== DATA ROWS

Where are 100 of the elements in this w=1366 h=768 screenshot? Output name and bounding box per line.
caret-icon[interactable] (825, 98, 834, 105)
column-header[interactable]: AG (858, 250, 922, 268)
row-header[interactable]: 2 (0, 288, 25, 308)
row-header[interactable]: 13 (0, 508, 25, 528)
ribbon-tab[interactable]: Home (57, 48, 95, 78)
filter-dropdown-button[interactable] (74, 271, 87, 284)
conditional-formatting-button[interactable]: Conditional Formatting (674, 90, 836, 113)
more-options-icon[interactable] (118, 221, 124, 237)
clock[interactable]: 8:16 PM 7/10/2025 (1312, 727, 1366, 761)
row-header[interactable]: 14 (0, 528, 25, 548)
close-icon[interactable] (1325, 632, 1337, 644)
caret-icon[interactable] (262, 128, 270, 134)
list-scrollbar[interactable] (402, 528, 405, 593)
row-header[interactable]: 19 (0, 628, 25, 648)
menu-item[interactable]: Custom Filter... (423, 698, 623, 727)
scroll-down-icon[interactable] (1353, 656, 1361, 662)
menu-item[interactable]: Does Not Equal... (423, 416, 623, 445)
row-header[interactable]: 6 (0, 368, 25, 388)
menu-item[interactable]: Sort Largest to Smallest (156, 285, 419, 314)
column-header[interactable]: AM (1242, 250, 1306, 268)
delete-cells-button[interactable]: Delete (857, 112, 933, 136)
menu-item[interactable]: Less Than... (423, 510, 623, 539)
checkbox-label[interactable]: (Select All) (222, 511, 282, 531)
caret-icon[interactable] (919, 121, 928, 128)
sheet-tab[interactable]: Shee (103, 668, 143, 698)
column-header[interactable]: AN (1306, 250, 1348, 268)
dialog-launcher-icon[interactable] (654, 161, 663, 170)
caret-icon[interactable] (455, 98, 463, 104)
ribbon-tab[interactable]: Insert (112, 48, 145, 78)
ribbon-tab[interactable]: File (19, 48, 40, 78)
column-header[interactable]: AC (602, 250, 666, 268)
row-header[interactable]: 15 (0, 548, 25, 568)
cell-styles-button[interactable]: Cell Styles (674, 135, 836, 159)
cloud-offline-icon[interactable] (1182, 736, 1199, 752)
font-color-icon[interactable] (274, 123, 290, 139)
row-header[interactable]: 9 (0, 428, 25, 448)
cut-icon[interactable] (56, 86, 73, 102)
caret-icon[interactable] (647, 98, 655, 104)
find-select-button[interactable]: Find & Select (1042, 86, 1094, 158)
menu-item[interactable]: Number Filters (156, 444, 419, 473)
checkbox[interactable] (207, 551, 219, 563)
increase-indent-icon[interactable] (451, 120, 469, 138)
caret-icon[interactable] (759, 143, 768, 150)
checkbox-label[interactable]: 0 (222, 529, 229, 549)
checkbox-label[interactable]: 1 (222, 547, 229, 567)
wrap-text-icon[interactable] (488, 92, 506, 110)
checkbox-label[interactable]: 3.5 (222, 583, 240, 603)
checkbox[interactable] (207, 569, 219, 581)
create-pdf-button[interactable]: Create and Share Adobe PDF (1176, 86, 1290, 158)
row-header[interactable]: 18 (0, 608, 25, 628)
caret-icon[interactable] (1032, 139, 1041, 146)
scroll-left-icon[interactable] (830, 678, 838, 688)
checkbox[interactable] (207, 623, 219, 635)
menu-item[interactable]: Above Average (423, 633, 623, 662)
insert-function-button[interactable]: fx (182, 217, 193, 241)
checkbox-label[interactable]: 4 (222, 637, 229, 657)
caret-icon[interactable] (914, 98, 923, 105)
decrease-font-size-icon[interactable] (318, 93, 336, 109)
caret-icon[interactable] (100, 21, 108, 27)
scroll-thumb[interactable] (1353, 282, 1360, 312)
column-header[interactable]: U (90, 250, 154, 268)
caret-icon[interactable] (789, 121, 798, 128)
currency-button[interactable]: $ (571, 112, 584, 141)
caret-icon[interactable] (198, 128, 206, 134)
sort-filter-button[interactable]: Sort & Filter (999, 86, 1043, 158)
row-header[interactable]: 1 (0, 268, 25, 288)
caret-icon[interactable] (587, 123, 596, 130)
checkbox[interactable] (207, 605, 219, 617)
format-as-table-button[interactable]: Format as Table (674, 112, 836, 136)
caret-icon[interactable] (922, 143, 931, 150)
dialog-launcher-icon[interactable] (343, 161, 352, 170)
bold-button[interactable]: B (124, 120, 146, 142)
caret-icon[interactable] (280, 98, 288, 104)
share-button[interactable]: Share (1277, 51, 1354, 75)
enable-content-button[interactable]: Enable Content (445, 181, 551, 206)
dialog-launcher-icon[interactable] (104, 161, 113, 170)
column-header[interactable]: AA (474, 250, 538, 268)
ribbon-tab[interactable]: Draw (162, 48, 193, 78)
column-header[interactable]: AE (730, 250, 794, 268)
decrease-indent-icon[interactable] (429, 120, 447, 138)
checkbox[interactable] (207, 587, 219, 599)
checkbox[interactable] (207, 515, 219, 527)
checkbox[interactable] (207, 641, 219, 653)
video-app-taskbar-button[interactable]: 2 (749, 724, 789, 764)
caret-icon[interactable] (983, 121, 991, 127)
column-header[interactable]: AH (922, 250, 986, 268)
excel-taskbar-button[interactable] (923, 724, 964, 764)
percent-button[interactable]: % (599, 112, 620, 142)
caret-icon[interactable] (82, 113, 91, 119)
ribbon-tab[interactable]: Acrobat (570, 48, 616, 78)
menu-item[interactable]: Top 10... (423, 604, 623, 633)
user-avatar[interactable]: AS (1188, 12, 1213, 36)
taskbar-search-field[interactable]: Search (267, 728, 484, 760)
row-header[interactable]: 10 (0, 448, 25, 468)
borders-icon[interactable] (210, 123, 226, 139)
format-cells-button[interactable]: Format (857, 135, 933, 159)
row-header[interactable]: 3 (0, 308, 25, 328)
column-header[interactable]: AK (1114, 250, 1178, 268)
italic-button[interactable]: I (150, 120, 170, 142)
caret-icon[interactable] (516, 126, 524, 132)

====
== DATA ROWS

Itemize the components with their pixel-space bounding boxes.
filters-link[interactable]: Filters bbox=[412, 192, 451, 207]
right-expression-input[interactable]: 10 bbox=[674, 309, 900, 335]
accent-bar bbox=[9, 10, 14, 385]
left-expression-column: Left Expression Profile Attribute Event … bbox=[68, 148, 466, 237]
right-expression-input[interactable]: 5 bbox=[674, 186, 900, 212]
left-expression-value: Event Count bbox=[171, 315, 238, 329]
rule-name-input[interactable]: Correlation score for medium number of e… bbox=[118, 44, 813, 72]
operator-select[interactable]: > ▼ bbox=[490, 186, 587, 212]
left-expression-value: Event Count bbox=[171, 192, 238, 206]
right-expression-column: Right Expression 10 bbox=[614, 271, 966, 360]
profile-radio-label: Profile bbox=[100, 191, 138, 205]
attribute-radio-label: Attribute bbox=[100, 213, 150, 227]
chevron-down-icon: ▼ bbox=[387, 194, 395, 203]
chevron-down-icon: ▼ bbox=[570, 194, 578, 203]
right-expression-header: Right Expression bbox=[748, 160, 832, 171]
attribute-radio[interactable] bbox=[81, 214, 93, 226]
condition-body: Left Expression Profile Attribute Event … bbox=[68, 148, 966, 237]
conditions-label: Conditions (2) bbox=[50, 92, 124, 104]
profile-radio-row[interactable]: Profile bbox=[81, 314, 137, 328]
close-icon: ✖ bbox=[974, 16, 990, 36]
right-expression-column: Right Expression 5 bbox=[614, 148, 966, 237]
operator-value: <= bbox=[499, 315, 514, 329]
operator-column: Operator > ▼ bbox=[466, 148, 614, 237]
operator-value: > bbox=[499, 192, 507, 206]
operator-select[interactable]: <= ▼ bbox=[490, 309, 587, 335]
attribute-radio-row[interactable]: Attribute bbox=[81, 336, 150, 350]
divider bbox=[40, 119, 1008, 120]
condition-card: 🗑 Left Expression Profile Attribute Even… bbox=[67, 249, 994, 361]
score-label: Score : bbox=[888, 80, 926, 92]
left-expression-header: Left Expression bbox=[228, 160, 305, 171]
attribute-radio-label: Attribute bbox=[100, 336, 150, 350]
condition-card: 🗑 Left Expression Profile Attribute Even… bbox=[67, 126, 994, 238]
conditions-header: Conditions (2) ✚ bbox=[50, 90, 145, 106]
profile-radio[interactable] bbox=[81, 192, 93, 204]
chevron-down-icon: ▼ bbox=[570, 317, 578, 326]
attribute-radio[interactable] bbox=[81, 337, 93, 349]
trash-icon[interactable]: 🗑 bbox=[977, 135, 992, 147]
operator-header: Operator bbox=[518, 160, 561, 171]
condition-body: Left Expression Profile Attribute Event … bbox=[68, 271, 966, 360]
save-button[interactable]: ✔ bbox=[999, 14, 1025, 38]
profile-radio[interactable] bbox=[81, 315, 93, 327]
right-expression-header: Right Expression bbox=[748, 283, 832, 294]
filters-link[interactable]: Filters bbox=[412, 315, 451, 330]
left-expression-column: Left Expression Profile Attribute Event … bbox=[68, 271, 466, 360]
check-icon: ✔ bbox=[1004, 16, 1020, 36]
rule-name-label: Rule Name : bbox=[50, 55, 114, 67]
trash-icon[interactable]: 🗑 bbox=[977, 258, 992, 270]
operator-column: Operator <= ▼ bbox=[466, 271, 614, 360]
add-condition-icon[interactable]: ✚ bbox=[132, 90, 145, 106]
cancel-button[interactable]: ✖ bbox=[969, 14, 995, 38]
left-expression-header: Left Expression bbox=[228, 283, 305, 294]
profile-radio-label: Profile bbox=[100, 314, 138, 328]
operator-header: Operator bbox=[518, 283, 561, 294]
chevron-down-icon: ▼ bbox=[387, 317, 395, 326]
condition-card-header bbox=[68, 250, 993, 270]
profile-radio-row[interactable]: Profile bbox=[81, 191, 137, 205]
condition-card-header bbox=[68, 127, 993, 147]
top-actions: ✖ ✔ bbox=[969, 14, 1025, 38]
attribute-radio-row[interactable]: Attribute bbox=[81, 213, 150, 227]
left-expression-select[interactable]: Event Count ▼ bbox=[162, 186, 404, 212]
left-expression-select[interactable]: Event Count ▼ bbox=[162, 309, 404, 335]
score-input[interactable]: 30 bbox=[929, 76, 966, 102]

====

▶ **AIM**: From the items above, pull out every line that contains the string "decrease". Only matches with the same letter case count.

▶ **WRITTEN SOLUTION**:
decrease-font-size-icon[interactable] (318, 93, 336, 109)
decrease-indent-icon[interactable] (429, 120, 447, 138)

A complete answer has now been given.